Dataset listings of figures

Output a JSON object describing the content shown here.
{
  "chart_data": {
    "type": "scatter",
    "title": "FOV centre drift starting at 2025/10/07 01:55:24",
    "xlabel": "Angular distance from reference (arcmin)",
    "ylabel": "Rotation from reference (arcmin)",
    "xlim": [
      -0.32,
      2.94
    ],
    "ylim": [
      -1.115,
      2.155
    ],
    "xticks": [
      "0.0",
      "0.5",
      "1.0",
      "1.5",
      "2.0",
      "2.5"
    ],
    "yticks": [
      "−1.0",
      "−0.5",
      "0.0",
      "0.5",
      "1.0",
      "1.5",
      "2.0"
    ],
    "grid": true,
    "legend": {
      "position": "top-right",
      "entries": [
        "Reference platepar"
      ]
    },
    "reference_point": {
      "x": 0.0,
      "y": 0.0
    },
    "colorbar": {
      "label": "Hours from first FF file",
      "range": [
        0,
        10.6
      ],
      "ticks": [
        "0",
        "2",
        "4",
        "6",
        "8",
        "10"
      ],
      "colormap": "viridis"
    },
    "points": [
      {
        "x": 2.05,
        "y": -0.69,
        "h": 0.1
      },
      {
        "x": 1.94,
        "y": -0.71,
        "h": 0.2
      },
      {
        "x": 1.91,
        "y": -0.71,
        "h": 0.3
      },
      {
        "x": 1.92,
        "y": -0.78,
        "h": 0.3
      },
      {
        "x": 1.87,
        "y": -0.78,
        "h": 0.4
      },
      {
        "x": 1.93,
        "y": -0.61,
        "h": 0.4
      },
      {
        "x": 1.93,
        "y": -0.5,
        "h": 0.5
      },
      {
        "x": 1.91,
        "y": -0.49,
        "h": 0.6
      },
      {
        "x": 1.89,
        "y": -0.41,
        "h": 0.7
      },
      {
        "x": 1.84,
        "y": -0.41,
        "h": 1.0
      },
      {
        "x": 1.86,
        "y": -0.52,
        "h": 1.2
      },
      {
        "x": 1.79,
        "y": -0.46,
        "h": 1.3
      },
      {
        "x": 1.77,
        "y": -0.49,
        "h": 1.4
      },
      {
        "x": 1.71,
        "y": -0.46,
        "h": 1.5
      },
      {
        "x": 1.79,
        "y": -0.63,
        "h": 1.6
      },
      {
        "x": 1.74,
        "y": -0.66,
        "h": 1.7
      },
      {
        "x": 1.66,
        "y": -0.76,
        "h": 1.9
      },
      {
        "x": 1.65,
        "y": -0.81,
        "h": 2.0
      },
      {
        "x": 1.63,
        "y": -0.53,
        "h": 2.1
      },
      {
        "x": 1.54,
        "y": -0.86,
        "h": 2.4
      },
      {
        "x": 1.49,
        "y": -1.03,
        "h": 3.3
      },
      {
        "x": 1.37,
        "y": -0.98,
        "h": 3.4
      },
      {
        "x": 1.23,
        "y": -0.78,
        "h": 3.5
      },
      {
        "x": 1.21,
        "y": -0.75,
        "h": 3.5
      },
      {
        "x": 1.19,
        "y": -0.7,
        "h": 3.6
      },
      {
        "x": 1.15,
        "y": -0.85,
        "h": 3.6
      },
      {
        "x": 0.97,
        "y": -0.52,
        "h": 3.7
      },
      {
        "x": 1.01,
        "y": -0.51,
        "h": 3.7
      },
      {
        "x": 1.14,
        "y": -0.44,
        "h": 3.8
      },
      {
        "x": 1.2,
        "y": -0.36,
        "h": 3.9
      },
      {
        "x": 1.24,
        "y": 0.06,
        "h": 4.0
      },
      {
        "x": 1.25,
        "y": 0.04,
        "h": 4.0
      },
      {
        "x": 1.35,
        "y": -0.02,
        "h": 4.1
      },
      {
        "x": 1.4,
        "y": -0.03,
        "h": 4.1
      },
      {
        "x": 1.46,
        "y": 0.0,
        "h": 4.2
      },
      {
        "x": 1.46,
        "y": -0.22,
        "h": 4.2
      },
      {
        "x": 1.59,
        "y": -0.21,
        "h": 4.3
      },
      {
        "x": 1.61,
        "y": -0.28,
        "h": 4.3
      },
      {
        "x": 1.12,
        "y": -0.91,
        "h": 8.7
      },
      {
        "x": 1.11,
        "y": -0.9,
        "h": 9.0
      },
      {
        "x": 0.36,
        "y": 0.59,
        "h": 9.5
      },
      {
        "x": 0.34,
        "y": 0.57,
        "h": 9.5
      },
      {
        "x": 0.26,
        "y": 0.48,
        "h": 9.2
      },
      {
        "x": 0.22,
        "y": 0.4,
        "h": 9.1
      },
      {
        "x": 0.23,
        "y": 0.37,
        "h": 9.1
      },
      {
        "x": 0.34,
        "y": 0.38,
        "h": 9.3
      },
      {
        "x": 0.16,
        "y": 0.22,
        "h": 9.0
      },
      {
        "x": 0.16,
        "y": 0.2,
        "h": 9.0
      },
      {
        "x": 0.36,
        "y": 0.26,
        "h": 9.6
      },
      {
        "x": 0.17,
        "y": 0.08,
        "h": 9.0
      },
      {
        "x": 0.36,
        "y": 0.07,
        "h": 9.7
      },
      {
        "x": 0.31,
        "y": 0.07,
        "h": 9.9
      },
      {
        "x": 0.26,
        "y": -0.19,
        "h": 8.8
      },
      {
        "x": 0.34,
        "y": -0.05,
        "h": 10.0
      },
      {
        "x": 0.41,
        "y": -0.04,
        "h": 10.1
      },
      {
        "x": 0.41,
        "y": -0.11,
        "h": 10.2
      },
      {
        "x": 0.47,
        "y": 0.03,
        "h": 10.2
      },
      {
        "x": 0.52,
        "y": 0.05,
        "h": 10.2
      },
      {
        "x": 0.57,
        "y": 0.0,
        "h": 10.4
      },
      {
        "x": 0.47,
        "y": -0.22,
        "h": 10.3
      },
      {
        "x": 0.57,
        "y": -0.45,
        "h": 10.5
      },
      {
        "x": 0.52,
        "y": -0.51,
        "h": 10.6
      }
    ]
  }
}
==
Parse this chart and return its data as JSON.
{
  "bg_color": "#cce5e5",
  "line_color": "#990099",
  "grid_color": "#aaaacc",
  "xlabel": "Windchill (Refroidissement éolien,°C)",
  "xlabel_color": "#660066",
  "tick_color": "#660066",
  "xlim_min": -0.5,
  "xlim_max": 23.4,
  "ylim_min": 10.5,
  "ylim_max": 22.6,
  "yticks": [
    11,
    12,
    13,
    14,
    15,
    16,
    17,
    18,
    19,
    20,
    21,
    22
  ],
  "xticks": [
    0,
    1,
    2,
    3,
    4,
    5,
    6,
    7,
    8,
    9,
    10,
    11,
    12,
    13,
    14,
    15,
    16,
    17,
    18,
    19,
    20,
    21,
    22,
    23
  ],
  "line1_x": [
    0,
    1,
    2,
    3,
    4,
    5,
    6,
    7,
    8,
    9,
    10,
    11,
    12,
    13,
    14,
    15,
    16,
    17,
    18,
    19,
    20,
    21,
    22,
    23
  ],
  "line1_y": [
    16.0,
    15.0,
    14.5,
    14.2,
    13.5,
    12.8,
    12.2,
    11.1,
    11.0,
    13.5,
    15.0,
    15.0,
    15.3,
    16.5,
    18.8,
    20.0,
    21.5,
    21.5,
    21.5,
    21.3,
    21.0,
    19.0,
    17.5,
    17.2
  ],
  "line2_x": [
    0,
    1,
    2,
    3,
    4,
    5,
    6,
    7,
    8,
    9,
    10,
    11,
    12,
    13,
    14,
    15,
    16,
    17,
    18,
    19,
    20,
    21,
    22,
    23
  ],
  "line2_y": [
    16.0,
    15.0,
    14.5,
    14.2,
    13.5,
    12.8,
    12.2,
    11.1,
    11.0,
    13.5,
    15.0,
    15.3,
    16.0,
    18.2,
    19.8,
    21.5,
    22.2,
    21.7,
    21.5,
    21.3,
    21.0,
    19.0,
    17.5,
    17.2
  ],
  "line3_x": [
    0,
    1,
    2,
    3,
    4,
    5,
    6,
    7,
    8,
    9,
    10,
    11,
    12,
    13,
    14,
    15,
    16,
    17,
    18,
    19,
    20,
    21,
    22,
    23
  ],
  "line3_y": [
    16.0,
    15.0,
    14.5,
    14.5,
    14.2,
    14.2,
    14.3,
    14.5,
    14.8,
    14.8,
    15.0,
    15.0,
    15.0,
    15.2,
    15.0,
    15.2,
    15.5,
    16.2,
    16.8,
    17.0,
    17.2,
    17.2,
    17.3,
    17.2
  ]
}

GOAL
Find the word "arcmin" in the entries above and gather every line that holds it.

RESULT
    "xlabel": "Angular distance from reference (arcmin)",
    "ylabel": "Rotation from reference (arcmin)",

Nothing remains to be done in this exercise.